● **Problem to work on**: Lines containing the word "http" should be extracted in full.

[Stored data entries]
|---|

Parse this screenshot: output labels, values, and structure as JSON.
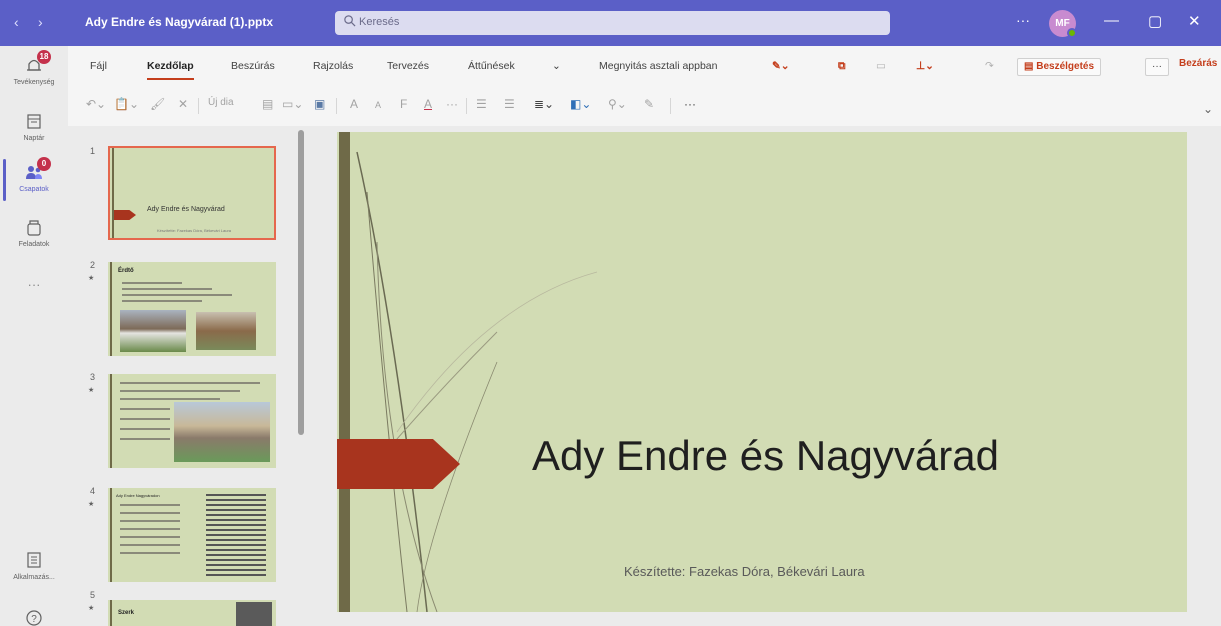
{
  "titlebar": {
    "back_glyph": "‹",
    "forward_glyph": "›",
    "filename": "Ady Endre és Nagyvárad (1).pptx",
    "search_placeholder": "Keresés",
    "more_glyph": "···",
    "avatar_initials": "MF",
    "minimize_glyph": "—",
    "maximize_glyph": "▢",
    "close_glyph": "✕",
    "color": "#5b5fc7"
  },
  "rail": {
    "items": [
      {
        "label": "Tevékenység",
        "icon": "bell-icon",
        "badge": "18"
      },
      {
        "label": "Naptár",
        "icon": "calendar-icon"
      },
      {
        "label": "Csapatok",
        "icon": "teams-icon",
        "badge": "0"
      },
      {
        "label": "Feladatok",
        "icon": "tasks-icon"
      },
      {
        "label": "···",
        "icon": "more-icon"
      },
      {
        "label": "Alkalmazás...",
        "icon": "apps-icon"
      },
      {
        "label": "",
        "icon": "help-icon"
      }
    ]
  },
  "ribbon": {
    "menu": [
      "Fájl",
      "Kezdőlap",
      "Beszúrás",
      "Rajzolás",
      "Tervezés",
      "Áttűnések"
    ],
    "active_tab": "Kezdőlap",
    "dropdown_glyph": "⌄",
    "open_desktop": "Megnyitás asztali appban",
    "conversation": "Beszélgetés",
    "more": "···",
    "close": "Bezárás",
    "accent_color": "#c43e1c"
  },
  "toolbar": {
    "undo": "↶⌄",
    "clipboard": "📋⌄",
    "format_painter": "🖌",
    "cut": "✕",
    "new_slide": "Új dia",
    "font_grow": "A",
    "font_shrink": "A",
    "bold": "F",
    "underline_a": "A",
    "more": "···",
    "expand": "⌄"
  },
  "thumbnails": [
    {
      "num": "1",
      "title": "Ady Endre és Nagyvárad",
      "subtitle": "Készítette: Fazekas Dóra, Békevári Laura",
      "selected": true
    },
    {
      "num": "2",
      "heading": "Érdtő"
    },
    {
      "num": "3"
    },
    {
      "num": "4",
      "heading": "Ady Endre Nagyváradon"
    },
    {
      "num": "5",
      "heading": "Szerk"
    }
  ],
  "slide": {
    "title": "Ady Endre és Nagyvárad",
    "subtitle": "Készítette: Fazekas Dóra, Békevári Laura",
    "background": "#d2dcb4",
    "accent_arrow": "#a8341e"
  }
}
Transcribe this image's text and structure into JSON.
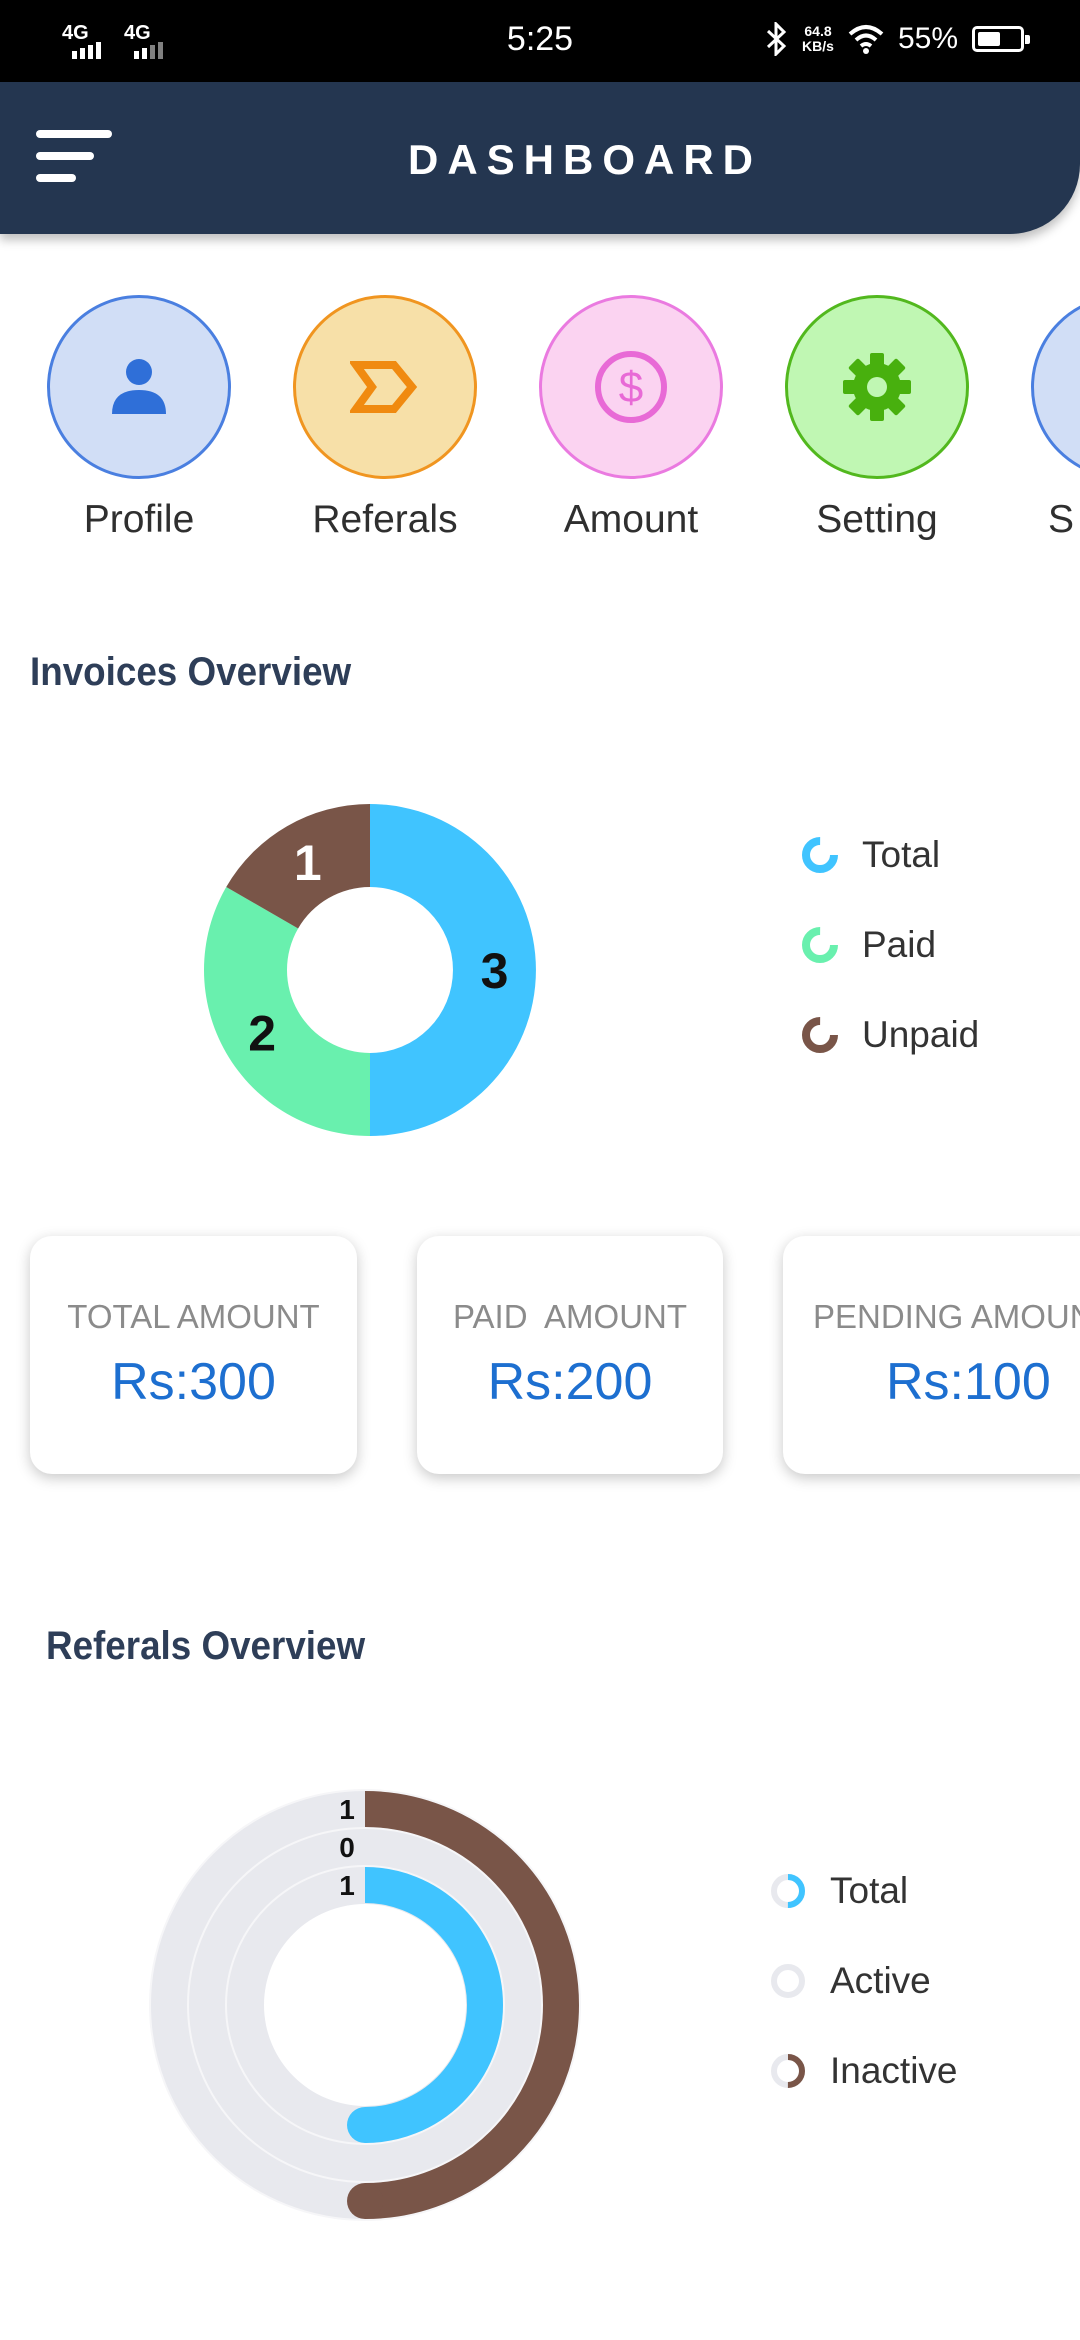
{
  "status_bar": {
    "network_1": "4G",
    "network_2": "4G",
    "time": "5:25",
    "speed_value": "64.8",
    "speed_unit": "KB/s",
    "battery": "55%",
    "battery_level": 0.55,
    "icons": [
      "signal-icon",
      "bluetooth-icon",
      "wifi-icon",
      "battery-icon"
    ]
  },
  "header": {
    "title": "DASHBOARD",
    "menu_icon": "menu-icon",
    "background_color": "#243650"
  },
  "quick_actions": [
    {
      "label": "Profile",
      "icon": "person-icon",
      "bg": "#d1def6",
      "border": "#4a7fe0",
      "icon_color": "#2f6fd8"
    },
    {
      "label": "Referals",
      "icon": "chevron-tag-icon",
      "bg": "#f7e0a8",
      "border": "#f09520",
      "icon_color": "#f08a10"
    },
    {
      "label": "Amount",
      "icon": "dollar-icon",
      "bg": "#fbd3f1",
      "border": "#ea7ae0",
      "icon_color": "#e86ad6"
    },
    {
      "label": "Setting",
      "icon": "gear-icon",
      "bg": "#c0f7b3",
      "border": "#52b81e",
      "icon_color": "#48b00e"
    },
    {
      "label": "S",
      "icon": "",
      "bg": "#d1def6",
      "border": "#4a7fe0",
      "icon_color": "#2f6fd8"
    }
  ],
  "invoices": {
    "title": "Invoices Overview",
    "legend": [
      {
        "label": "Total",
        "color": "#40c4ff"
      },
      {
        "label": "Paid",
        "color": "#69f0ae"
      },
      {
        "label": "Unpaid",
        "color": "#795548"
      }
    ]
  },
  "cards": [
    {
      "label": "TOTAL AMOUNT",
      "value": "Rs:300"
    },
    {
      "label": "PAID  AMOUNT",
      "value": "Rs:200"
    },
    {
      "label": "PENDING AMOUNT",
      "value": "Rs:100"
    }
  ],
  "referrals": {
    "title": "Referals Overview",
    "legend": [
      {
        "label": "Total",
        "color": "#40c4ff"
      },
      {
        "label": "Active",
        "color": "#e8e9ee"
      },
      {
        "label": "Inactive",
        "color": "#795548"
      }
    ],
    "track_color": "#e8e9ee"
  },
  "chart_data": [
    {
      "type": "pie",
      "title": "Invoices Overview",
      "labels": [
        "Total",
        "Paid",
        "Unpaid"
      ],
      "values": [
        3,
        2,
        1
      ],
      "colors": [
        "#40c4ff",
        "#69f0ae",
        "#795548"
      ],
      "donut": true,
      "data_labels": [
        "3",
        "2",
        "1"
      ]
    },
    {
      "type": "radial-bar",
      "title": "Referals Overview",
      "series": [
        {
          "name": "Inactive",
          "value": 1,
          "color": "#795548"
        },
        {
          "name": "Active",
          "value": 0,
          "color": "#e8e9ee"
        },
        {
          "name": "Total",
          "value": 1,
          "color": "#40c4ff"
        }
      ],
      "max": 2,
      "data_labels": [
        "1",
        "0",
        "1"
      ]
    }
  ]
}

|---|

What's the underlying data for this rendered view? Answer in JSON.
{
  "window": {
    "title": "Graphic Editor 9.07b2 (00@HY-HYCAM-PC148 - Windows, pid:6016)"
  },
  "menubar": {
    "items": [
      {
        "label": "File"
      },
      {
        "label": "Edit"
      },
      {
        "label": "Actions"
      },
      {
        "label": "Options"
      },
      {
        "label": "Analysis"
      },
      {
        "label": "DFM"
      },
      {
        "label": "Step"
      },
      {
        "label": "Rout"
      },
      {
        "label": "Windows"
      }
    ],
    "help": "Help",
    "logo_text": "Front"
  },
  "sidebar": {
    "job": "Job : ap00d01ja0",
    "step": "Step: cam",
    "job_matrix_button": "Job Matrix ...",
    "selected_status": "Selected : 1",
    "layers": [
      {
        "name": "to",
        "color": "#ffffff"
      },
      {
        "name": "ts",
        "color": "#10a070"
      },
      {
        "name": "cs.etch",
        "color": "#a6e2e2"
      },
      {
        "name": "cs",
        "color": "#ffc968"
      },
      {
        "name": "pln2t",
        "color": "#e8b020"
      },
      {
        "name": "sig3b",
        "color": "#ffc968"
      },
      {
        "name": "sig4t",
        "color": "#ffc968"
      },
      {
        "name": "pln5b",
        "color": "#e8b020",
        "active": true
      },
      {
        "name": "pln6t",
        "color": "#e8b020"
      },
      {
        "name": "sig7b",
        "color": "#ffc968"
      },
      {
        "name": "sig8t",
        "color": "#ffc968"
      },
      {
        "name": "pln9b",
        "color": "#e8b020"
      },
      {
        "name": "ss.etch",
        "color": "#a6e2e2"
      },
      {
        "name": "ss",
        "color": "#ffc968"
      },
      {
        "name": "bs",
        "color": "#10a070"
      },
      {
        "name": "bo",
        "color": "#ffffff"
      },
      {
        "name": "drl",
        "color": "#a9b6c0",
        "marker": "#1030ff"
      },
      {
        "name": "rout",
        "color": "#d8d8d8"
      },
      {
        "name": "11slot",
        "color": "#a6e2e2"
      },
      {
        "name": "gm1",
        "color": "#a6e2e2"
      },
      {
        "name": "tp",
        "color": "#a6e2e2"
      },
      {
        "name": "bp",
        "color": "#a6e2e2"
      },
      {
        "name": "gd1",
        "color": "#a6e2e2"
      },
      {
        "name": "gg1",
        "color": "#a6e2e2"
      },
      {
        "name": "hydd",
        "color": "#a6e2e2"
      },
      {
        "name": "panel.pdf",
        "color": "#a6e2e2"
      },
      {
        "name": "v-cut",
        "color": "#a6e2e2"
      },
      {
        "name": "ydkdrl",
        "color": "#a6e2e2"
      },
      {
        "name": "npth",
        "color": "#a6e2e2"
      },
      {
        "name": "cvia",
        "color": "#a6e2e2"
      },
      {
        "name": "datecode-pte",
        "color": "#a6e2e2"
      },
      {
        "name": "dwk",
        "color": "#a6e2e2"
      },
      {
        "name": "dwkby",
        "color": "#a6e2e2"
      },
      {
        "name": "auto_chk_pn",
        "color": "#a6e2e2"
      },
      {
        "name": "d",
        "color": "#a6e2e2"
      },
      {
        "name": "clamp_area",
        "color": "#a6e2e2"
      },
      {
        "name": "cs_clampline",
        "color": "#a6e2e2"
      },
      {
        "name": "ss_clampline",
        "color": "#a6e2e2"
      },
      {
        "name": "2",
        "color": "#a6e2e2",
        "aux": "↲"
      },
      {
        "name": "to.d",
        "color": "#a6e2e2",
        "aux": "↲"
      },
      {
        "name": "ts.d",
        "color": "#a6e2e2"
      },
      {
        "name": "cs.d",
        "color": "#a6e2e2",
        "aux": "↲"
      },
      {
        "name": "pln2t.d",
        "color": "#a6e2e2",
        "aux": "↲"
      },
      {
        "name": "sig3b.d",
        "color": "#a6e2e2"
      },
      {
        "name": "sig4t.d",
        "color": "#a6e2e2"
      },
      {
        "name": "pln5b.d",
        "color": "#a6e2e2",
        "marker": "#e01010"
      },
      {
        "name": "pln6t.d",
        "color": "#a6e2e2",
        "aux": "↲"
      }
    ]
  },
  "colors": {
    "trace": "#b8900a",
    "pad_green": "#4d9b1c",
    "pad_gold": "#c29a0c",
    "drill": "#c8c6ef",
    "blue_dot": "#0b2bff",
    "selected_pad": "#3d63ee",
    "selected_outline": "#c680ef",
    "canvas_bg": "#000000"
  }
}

|---|

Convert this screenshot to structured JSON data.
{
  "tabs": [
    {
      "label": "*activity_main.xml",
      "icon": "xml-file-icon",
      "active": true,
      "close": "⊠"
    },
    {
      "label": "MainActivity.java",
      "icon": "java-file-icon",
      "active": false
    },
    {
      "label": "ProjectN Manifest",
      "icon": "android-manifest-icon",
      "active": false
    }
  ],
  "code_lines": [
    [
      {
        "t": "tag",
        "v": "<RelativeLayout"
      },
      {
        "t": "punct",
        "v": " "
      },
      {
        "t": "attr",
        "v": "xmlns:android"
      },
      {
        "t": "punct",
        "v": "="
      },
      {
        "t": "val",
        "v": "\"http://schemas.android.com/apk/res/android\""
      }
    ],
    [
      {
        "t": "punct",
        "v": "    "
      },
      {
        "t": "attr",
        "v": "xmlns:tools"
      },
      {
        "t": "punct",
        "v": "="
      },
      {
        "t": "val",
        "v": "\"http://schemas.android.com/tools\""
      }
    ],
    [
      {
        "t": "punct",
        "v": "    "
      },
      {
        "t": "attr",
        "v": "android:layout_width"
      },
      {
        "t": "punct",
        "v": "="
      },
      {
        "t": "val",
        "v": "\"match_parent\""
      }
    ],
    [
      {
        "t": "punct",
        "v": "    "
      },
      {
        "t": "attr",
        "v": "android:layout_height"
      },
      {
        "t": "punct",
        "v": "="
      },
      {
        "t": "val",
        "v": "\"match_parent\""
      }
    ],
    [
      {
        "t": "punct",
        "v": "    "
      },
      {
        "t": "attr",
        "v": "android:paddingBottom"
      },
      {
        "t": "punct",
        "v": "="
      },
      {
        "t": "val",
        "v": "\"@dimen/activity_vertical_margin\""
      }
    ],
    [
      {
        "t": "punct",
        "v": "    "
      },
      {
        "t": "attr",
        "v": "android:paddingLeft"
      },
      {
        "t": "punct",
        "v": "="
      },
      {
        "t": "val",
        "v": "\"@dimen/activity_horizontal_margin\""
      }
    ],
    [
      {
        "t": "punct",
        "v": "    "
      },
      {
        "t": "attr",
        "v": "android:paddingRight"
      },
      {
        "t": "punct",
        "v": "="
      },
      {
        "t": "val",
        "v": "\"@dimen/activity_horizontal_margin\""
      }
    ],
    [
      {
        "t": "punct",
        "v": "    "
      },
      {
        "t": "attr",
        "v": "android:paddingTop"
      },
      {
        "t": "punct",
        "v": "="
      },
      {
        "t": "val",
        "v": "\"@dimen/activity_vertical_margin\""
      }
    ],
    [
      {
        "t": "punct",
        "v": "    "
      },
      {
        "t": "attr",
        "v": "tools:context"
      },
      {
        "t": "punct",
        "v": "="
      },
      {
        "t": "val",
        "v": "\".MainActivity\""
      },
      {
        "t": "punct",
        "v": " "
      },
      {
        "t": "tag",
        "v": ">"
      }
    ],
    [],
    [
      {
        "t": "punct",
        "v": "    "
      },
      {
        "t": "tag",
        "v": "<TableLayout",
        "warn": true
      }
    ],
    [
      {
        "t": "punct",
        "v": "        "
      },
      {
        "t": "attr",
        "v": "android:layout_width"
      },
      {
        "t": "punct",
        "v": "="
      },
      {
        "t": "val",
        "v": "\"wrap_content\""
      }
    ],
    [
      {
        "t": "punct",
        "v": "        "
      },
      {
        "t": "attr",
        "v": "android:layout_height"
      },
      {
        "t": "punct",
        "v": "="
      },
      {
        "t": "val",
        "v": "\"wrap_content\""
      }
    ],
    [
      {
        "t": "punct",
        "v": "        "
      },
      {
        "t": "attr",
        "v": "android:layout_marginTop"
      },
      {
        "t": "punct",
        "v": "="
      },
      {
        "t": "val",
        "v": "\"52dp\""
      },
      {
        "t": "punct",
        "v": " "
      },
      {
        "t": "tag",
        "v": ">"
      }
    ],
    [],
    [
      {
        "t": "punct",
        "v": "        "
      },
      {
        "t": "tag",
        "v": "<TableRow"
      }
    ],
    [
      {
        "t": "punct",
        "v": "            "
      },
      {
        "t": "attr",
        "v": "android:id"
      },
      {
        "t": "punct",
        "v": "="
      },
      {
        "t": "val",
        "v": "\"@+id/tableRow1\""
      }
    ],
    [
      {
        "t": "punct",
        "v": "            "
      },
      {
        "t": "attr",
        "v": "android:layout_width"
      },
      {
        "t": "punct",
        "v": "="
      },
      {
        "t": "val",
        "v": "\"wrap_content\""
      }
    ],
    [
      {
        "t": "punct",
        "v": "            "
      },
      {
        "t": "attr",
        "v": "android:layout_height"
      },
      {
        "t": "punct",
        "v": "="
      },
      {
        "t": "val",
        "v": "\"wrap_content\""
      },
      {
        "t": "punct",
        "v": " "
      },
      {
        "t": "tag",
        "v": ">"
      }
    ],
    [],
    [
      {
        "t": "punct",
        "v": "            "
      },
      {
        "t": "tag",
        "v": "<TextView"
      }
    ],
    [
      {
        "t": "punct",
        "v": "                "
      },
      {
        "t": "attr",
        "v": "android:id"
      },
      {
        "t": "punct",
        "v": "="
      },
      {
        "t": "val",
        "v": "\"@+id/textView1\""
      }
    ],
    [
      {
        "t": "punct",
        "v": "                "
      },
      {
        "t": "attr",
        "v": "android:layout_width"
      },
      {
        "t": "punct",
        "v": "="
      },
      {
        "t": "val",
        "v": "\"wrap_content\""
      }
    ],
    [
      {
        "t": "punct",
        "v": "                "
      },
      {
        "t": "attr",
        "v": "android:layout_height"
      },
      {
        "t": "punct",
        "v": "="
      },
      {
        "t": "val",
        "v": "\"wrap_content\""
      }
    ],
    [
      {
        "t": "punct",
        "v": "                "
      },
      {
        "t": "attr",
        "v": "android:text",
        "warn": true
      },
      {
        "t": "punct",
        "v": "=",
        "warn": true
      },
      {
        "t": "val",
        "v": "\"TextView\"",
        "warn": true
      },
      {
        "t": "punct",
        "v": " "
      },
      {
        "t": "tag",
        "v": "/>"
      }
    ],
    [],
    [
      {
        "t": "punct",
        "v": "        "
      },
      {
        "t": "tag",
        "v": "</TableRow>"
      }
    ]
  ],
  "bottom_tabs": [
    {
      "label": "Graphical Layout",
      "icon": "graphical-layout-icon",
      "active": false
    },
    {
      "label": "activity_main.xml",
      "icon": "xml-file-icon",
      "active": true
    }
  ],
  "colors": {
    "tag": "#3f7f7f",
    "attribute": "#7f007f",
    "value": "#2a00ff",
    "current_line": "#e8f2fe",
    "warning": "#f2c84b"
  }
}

|---|

● **Response to this task**:
        "v": "\"http://schemas.android.com/apk/res/android\""
        "v": "\"http://schemas.android.com/tools\""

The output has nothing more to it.